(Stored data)
»»

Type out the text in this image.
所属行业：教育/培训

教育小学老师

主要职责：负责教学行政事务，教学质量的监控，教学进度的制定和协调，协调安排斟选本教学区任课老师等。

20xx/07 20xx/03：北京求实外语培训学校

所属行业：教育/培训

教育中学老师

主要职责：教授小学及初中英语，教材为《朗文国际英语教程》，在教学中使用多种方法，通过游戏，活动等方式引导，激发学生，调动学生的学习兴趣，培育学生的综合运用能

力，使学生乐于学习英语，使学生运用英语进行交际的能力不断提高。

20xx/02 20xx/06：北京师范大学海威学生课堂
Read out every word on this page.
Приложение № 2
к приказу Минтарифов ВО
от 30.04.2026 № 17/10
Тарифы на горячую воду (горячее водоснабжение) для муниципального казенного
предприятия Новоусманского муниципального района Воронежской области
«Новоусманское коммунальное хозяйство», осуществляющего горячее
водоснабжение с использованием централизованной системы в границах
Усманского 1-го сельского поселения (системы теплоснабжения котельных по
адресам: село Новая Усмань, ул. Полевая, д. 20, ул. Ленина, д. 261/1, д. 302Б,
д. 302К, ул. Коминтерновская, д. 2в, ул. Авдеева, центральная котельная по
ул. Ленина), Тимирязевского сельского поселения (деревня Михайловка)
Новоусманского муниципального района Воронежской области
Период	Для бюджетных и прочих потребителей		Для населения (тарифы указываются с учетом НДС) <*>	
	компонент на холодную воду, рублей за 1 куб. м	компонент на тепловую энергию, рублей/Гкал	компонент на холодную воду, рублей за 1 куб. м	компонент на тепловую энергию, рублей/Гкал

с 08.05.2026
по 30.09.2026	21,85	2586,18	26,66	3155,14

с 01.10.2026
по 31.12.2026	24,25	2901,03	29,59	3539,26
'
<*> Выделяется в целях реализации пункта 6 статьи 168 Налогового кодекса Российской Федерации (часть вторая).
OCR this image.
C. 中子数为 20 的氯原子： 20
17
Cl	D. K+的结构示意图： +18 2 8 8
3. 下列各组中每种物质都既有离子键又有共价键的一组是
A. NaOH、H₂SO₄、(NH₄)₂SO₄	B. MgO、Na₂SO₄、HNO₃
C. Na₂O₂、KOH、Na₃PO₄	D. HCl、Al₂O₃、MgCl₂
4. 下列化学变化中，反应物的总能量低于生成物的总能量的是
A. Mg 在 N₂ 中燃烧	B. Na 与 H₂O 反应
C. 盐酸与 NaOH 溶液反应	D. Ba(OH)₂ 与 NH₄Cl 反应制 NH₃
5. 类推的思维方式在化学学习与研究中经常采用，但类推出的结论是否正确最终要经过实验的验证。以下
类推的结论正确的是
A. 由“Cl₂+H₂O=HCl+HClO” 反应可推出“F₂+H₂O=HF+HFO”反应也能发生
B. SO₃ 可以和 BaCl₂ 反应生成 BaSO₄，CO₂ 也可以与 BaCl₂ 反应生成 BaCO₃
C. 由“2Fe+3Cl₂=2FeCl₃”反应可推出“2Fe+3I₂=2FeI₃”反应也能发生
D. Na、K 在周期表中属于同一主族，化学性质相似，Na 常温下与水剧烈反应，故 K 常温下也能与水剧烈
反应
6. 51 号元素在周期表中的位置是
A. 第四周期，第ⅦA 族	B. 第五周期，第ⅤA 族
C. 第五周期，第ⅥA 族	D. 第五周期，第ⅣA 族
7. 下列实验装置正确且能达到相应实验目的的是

««

Search the lines for "воду". Copy each line that has it.

» **CORRECT OUTPUT**:
Тарифы на горячую воду (горячее водоснабжение) для муниципального казенного
	компонент на холодную воду, рублей за 1 куб. м	компонент на тепловую энергию, рублей/Гкал	компонент на холодную воду, рублей за 1 куб. м	компонент на тепловую энергию, рублей/Гкал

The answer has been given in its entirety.